__DESCRIPTION OF THE TASK__:
Images excluded, repeat each entry below exactly.
• • • • • • •
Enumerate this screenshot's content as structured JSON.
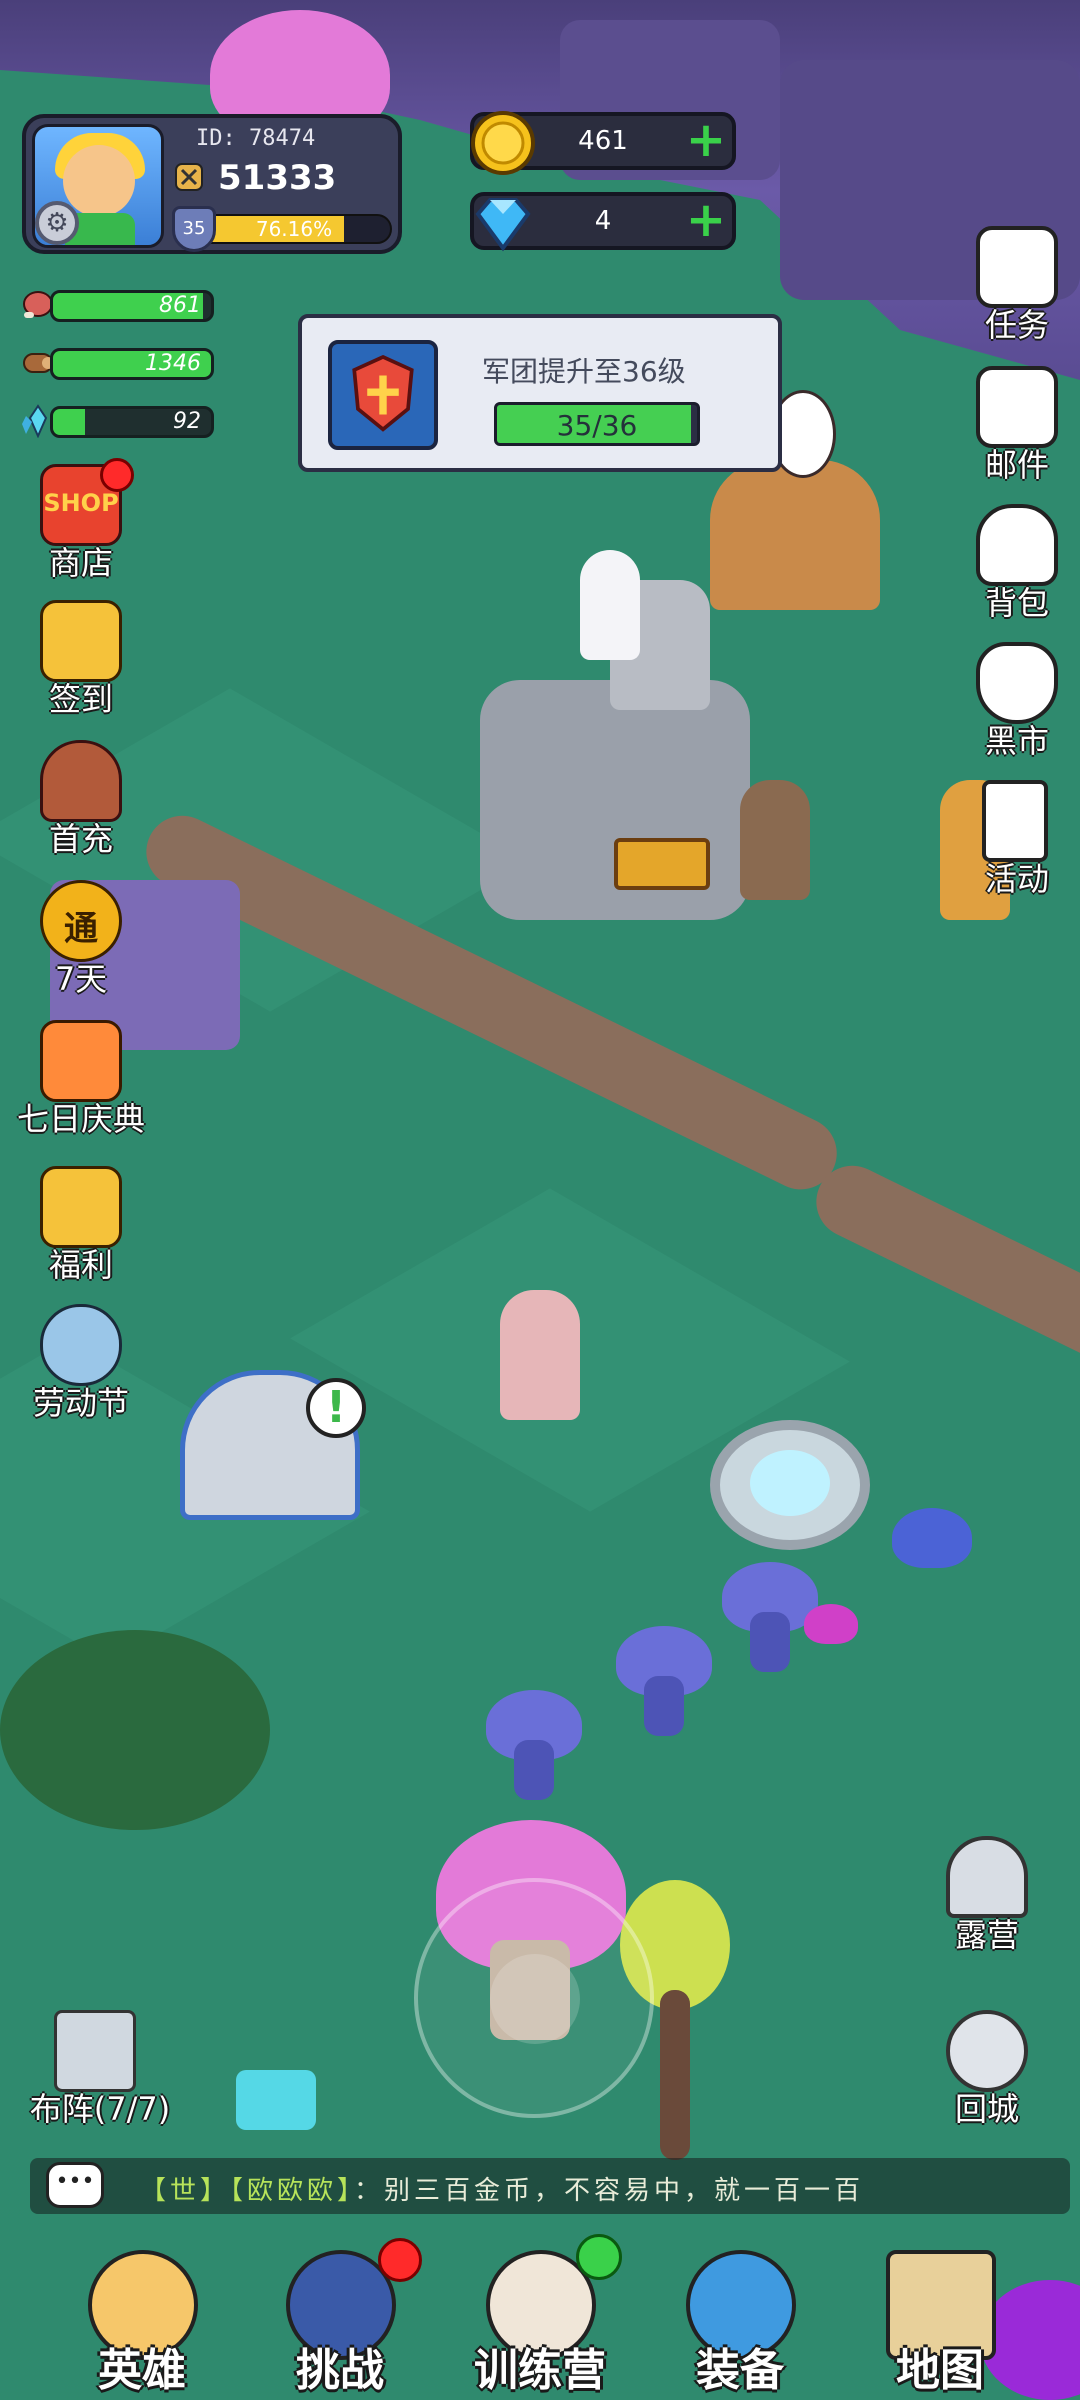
{
  "player": {
    "id_label": "ID: 78474",
    "power": "51333",
    "level": "35",
    "exp_percent": "76.16%",
    "exp_fraction": 0.7616
  },
  "currencies": [
    {
      "name": "gold-coin-icon",
      "value": "461"
    },
    {
      "name": "diamond-icon",
      "value": "4"
    }
  ],
  "resources": [
    {
      "name": "meat-icon",
      "value": "861",
      "fill": 0.95
    },
    {
      "name": "wood-icon",
      "value": "1346",
      "fill": 1.0
    },
    {
      "name": "crystal-icon",
      "value": "92",
      "fill": 0.2
    }
  ],
  "notice": {
    "title": "军团提升至36级",
    "progress": "35/36",
    "fraction": 0.97
  },
  "left_menu": [
    {
      "label": "商店",
      "icon": "shop-icon"
    },
    {
      "label": "签到",
      "icon": "gift-box-icon"
    },
    {
      "label": "首充",
      "icon": "archer-icon"
    },
    {
      "label": "7天",
      "icon": "pass-coin-icon"
    },
    {
      "label": "七日庆典",
      "icon": "gift-box-icon"
    },
    {
      "label": "福利",
      "icon": "gift-box-icon"
    },
    {
      "label": "劳动节",
      "icon": "fist-icon"
    }
  ],
  "right_menu": [
    {
      "label": "任务",
      "icon": "clipboard-check-icon"
    },
    {
      "label": "邮件",
      "icon": "envelope-icon"
    },
    {
      "label": "背包",
      "icon": "backpack-icon"
    },
    {
      "label": "黑市",
      "icon": "money-bag-icon"
    },
    {
      "label": "活动",
      "icon": "cards-icon"
    }
  ],
  "map_buttons": {
    "camp": "露营",
    "return_city": "回城",
    "formation": "布阵(7/7)"
  },
  "chat": {
    "channel": "【世】",
    "sender": "【欧欧欧】",
    "message": "：别三百金币，不容易中，就一百一百"
  },
  "bottom_nav": [
    {
      "label": "英雄",
      "icon": "heroes-icon"
    },
    {
      "label": "挑战",
      "icon": "sword-icon"
    },
    {
      "label": "训练营",
      "icon": "target-icon"
    },
    {
      "label": "装备",
      "icon": "armor-icon"
    },
    {
      "label": "地图",
      "icon": "map-icon"
    }
  ],
  "building_alert": "!"
}
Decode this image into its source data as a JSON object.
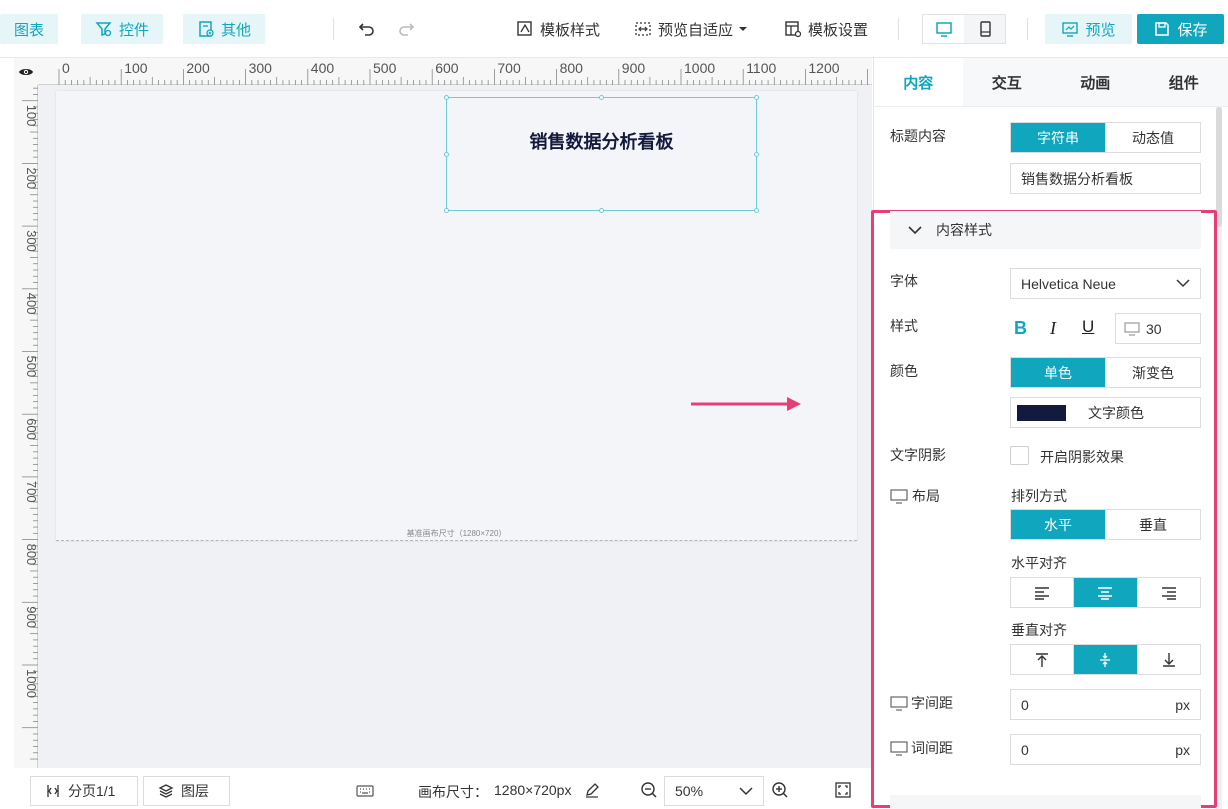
{
  "toolbar": {
    "chart_label": "图表",
    "control_label": "控件",
    "other_label": "其他",
    "template_style_label": "模板样式",
    "preview_adapt_label": "预览自适应",
    "template_settings_label": "模板设置",
    "preview_label": "预览",
    "save_label": "保存"
  },
  "ruler": {
    "top_ticks": [
      "0",
      "100",
      "200",
      "300",
      "400",
      "500",
      "600",
      "700",
      "800",
      "900",
      "1000",
      "1100",
      "1200"
    ],
    "left_ticks": [
      "100",
      "200",
      "300",
      "400",
      "500",
      "600",
      "700",
      "800",
      "900",
      "1000"
    ]
  },
  "canvas": {
    "title_text": "销售数据分析看板",
    "caption": "基准画布尺寸（1280×720）"
  },
  "statusbar": {
    "page_label": "分页1/1",
    "layer_label": "图层",
    "canvas_size_label": "画布尺寸：",
    "canvas_size_value": "1280×720px",
    "zoom_value": "50%"
  },
  "panel": {
    "tabs": [
      "内容",
      "交互",
      "动画",
      "组件"
    ],
    "title_content_label": "标题内容",
    "title_mode_options": [
      "字符串",
      "动态值"
    ],
    "title_text_value": "销售数据分析看板",
    "content_style_label": "内容样式",
    "font_label": "字体",
    "font_value": "Helvetica Neue",
    "style_label": "样式",
    "font_size_value": "30",
    "color_label": "颜色",
    "color_mode_options": [
      "单色",
      "渐变色"
    ],
    "text_color_label": "文字颜色",
    "text_color_swatch": "#141a3d",
    "shadow_label": "文字阴影",
    "shadow_checkbox_label": "开启阴影效果",
    "layout_label": "布局",
    "arrange_label": "排列方式",
    "arrange_options": [
      "水平",
      "垂直"
    ],
    "h_align_label": "水平对齐",
    "v_align_label": "垂直对齐",
    "letter_spacing_label": "字间距",
    "letter_spacing_value": "0",
    "word_spacing_label": "词间距",
    "word_spacing_value": "0",
    "unit_px": "px"
  },
  "colors": {
    "accent": "#10a6bd",
    "highlight_border": "#e83e78",
    "arrow": "#e83e78"
  }
}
• • • • • • •
__REPLY__:
Enumerate this screenshot's content as structured JSON.
{
  "player": {
    "id_label": "ID: 78474",
    "power": "51333",
    "level": "35",
    "exp_percent": "76.16%",
    "exp_fraction": 0.7616
  },
  "currencies": [
    {
      "name": "gold-coin-icon",
      "value": "461"
    },
    {
      "name": "diamond-icon",
      "value": "4"
    }
  ],
  "resources": [
    {
      "name": "meat-icon",
      "value": "861",
      "fill": 0.95
    },
    {
      "name": "wood-icon",
      "value": "1346",
      "fill": 1.0
    },
    {
      "name": "crystal-icon",
      "value": "92",
      "fill": 0.2
    }
  ],
  "notice": {
    "title": "军团提升至36级",
    "progress": "35/36",
    "fraction": 0.97
  },
  "left_menu": [
    {
      "label": "商店",
      "icon": "shop-icon"
    },
    {
      "label": "签到",
      "icon": "gift-box-icon"
    },
    {
      "label": "首充",
      "icon": "archer-icon"
    },
    {
      "label": "7天",
      "icon": "pass-coin-icon"
    },
    {
      "label": "七日庆典",
      "icon": "gift-box-icon"
    },
    {
      "label": "福利",
      "icon": "gift-box-icon"
    },
    {
      "label": "劳动节",
      "icon": "fist-icon"
    }
  ],
  "right_menu": [
    {
      "label": "任务",
      "icon": "clipboard-check-icon"
    },
    {
      "label": "邮件",
      "icon": "envelope-icon"
    },
    {
      "label": "背包",
      "icon": "backpack-icon"
    },
    {
      "label": "黑市",
      "icon": "money-bag-icon"
    },
    {
      "label": "活动",
      "icon": "cards-icon"
    }
  ],
  "map_buttons": {
    "camp": "露营",
    "return_city": "回城",
    "formation": "布阵(7/7)"
  },
  "chat": {
    "channel": "【世】",
    "sender": "【欧欧欧】",
    "message": "：别三百金币，不容易中，就一百一百"
  },
  "bottom_nav": [
    {
      "label": "英雄",
      "icon": "heroes-icon"
    },
    {
      "label": "挑战",
      "icon": "sword-icon"
    },
    {
      "label": "训练营",
      "icon": "target-icon"
    },
    {
      "label": "装备",
      "icon": "armor-icon"
    },
    {
      "label": "地图",
      "icon": "map-icon"
    }
  ],
  "building_alert": "!"
}
Decode this image into its source data as a JSON object.
{
  "toolbar": {
    "chart_label": "图表",
    "control_label": "控件",
    "other_label": "其他",
    "template_style_label": "模板样式",
    "preview_adapt_label": "预览自适应",
    "template_settings_label": "模板设置",
    "preview_label": "预览",
    "save_label": "保存"
  },
  "ruler": {
    "top_ticks": [
      "0",
      "100",
      "200",
      "300",
      "400",
      "500",
      "600",
      "700",
      "800",
      "900",
      "1000",
      "1100",
      "1200"
    ],
    "left_ticks": [
      "100",
      "200",
      "300",
      "400",
      "500",
      "600",
      "700",
      "800",
      "900",
      "1000"
    ]
  },
  "canvas": {
    "title_text": "销售数据分析看板",
    "caption": "基准画布尺寸（1280×720）"
  },
  "statusbar": {
    "page_label": "分页1/1",
    "layer_label": "图层",
    "canvas_size_label": "画布尺寸：",
    "canvas_size_value": "1280×720px",
    "zoom_value": "50%"
  },
  "panel": {
    "tabs": [
      "内容",
      "交互",
      "动画",
      "组件"
    ],
    "title_content_label": "标题内容",
    "title_mode_options": [
      "字符串",
      "动态值"
    ],
    "title_text_value": "销售数据分析看板",
    "content_style_label": "内容样式",
    "font_label": "字体",
    "font_value": "Helvetica Neue",
    "style_label": "样式",
    "font_size_value": "30",
    "color_label": "颜色",
    "color_mode_options": [
      "单色",
      "渐变色"
    ],
    "text_color_label": "文字颜色",
    "text_color_swatch": "#141a3d",
    "shadow_label": "文字阴影",
    "shadow_checkbox_label": "开启阴影效果",
    "layout_label": "布局",
    "arrange_label": "排列方式",
    "arrange_options": [
      "水平",
      "垂直"
    ],
    "h_align_label": "水平对齐",
    "v_align_label": "垂直对齐",
    "letter_spacing_label": "字间距",
    "letter_spacing_value": "0",
    "word_spacing_label": "词间距",
    "word_spacing_value": "0",
    "unit_px": "px"
  },
  "colors": {
    "accent": "#10a6bd",
    "highlight_border": "#e83e78",
    "arrow": "#e83e78"
  }
}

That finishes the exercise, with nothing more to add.